Task requirements
The records below hold pictures; please leave those out and retype the rest exactly.

[Stored items from a collection]
+ + + +

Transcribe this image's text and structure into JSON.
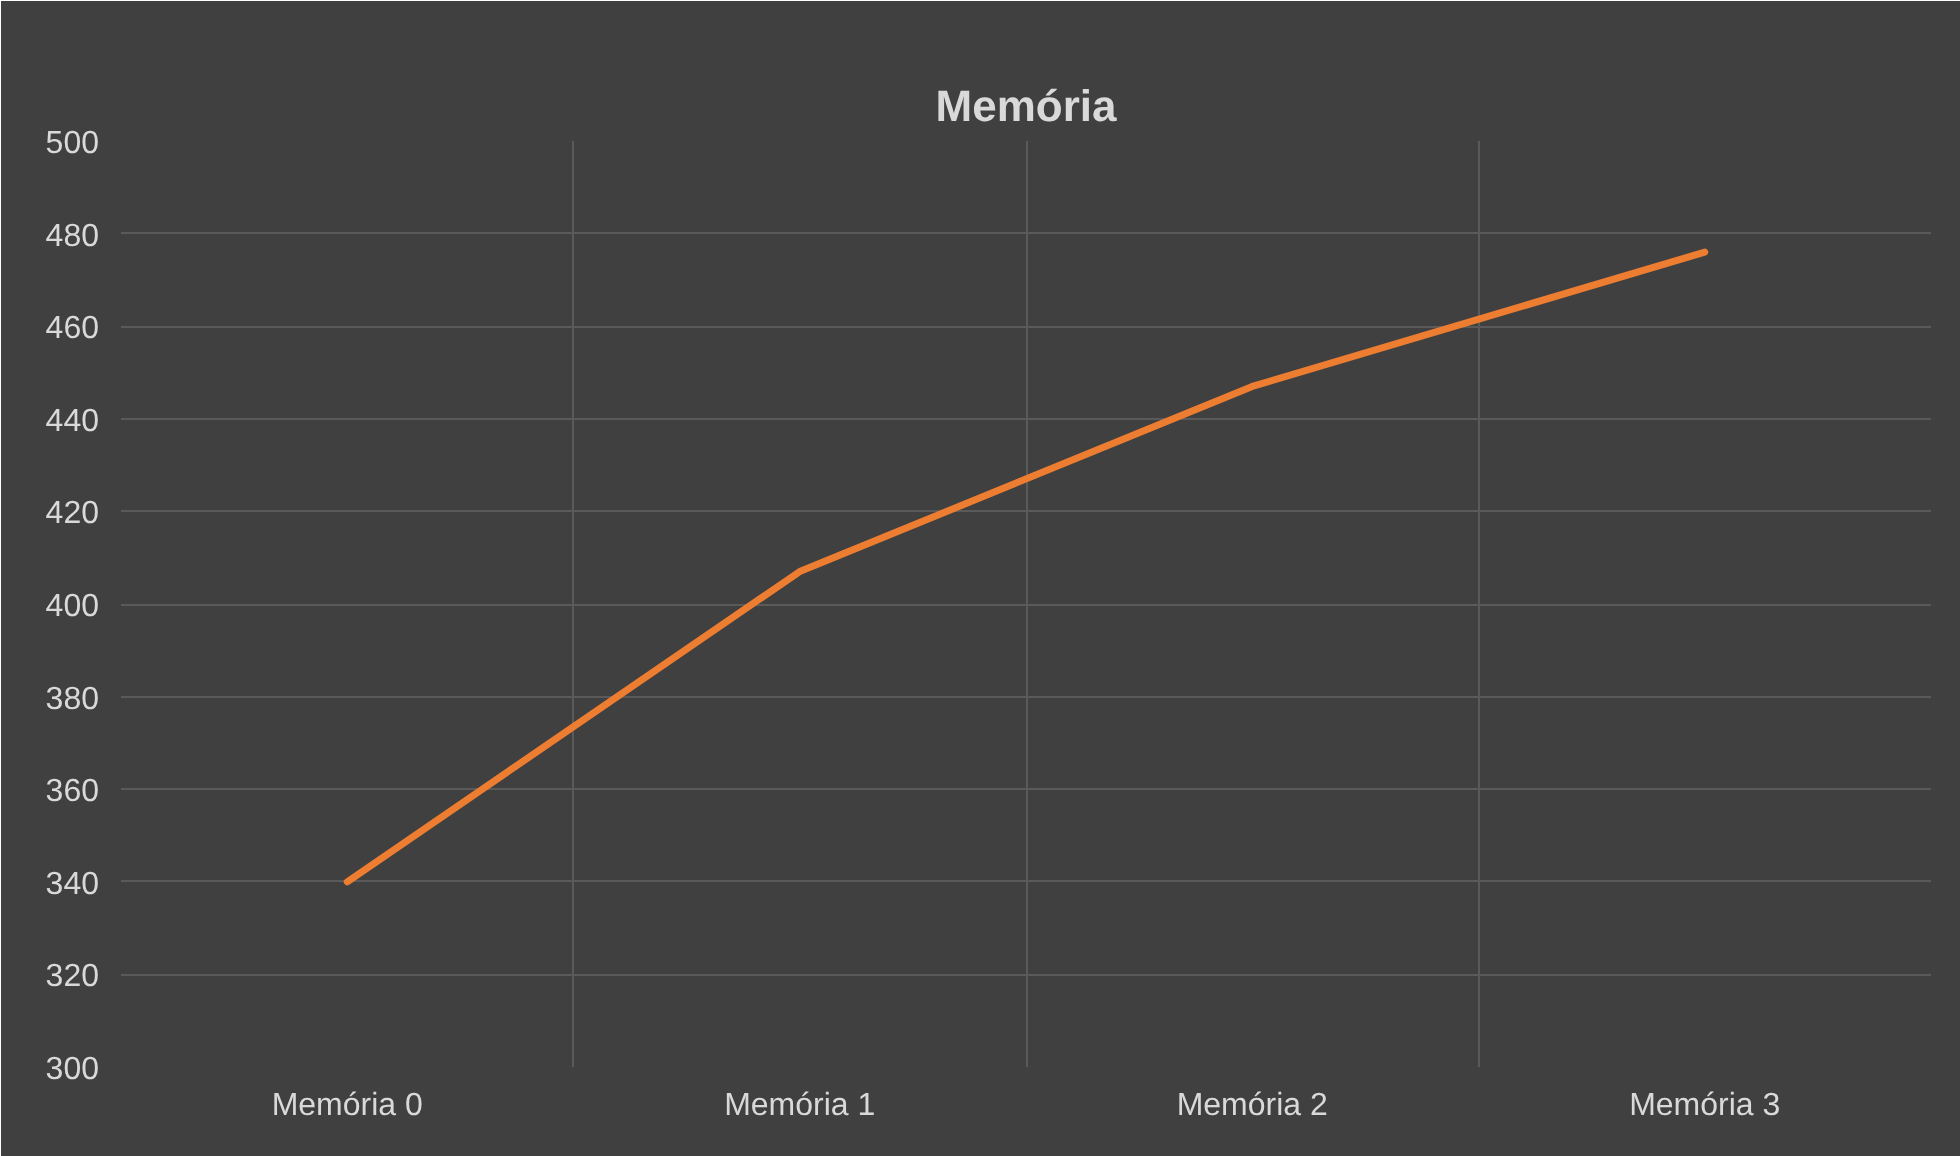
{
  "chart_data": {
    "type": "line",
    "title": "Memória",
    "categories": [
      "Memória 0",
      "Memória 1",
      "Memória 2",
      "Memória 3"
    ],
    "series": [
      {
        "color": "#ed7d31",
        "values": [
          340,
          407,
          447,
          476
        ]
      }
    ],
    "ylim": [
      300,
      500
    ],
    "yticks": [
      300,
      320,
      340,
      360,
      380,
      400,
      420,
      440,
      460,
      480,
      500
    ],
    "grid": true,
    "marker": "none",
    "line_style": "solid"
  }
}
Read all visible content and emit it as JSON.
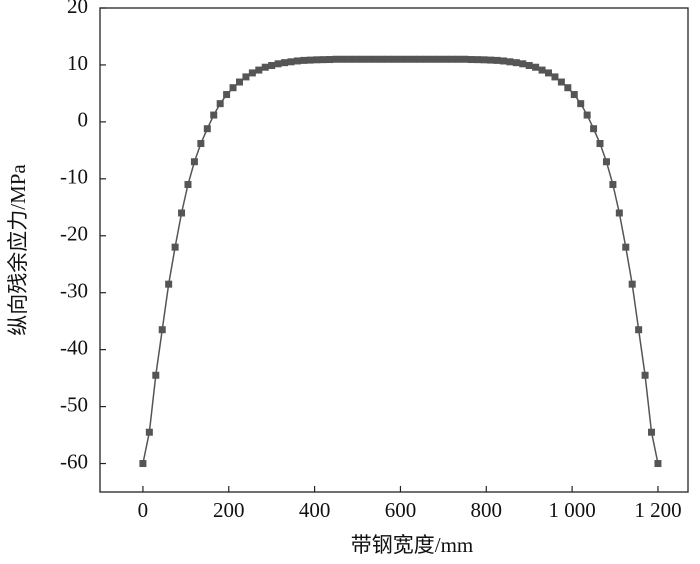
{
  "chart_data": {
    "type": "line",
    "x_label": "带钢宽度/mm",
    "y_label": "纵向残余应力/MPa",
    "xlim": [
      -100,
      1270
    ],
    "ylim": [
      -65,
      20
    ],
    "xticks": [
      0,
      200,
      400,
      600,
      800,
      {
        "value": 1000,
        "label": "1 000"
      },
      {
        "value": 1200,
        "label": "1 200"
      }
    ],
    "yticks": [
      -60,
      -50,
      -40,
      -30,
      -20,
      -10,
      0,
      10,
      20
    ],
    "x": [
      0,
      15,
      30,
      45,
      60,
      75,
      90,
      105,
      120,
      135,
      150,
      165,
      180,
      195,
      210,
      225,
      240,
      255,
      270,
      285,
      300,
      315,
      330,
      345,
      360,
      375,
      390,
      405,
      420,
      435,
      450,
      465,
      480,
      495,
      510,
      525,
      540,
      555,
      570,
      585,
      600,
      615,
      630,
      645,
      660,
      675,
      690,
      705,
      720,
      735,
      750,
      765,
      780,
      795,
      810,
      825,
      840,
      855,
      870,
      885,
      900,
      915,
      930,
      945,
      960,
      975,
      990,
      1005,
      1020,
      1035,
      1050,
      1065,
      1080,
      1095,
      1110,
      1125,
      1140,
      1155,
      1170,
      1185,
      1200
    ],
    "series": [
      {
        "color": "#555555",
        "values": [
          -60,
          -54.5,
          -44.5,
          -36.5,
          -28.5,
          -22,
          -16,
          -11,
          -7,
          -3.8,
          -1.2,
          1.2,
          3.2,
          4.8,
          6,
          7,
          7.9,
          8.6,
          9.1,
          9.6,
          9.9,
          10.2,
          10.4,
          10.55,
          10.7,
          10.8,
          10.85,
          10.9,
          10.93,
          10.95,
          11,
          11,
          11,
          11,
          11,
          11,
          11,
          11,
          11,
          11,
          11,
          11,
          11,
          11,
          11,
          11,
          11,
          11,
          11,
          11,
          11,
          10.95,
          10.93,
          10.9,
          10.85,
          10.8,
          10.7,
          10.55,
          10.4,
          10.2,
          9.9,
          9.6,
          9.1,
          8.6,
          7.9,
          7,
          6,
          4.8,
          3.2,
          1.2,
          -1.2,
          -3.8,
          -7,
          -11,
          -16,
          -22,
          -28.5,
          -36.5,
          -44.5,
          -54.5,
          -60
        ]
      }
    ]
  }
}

+ + + +

The result
Transcribe this image's text and structure into JSON.
{
  "chart_data": {
    "type": "line",
    "title": "Memória",
    "categories": [
      "Memória 0",
      "Memória 1",
      "Memória 2",
      "Memória 3"
    ],
    "series": [
      {
        "color": "#ed7d31",
        "values": [
          340,
          407,
          447,
          476
        ]
      }
    ],
    "ylim": [
      300,
      500
    ],
    "yticks": [
      300,
      320,
      340,
      360,
      380,
      400,
      420,
      440,
      460,
      480,
      500
    ],
    "grid": true,
    "marker": "none",
    "line_style": "solid"
  }
}
Read all visible content and emit it as JSON.
{
  "chart_data": {
    "type": "line",
    "x_label": "带钢宽度/mm",
    "y_label": "纵向残余应力/MPa",
    "xlim": [
      -100,
      1270
    ],
    "ylim": [
      -65,
      20
    ],
    "xticks": [
      0,
      200,
      400,
      600,
      800,
      {
        "value": 1000,
        "label": "1 000"
      },
      {
        "value": 1200,
        "label": "1 200"
      }
    ],
    "yticks": [
      -60,
      -50,
      -40,
      -30,
      -20,
      -10,
      0,
      10,
      20
    ],
    "x": [
      0,
      15,
      30,
      45,
      60,
      75,
      90,
      105,
      120,
      135,
      150,
      165,
      180,
      195,
      210,
      225,
      240,
      255,
      270,
      285,
      300,
      315,
      330,
      345,
      360,
      375,
      390,
      405,
      420,
      435,
      450,
      465,
      480,
      495,
      510,
      525,
      540,
      555,
      570,
      585,
      600,
      615,
      630,
      645,
      660,
      675,
      690,
      705,
      720,
      735,
      750,
      765,
      780,
      795,
      810,
      825,
      840,
      855,
      870,
      885,
      900,
      915,
      930,
      945,
      960,
      975,
      990,
      1005,
      1020,
      1035,
      1050,
      1065,
      1080,
      1095,
      1110,
      1125,
      1140,
      1155,
      1170,
      1185,
      1200
    ],
    "series": [
      {
        "color": "#555555",
        "values": [
          -60,
          -54.5,
          -44.5,
          -36.5,
          -28.5,
          -22,
          -16,
          -11,
          -7,
          -3.8,
          -1.2,
          1.2,
          3.2,
          4.8,
          6,
          7,
          7.9,
          8.6,
          9.1,
          9.6,
          9.9,
          10.2,
          10.4,
          10.55,
          10.7,
          10.8,
          10.85,
          10.9,
          10.93,
          10.95,
          11,
          11,
          11,
          11,
          11,
          11,
          11,
          11,
          11,
          11,
          11,
          11,
          11,
          11,
          11,
          11,
          11,
          11,
          11,
          11,
          11,
          10.95,
          10.93,
          10.9,
          10.85,
          10.8,
          10.7,
          10.55,
          10.4,
          10.2,
          9.9,
          9.6,
          9.1,
          8.6,
          7.9,
          7,
          6,
          4.8,
          3.2,
          1.2,
          -1.2,
          -3.8,
          -7,
          -11,
          -16,
          -22,
          -28.5,
          -36.5,
          -44.5,
          -54.5,
          -60
        ]
      }
    ]
  }
}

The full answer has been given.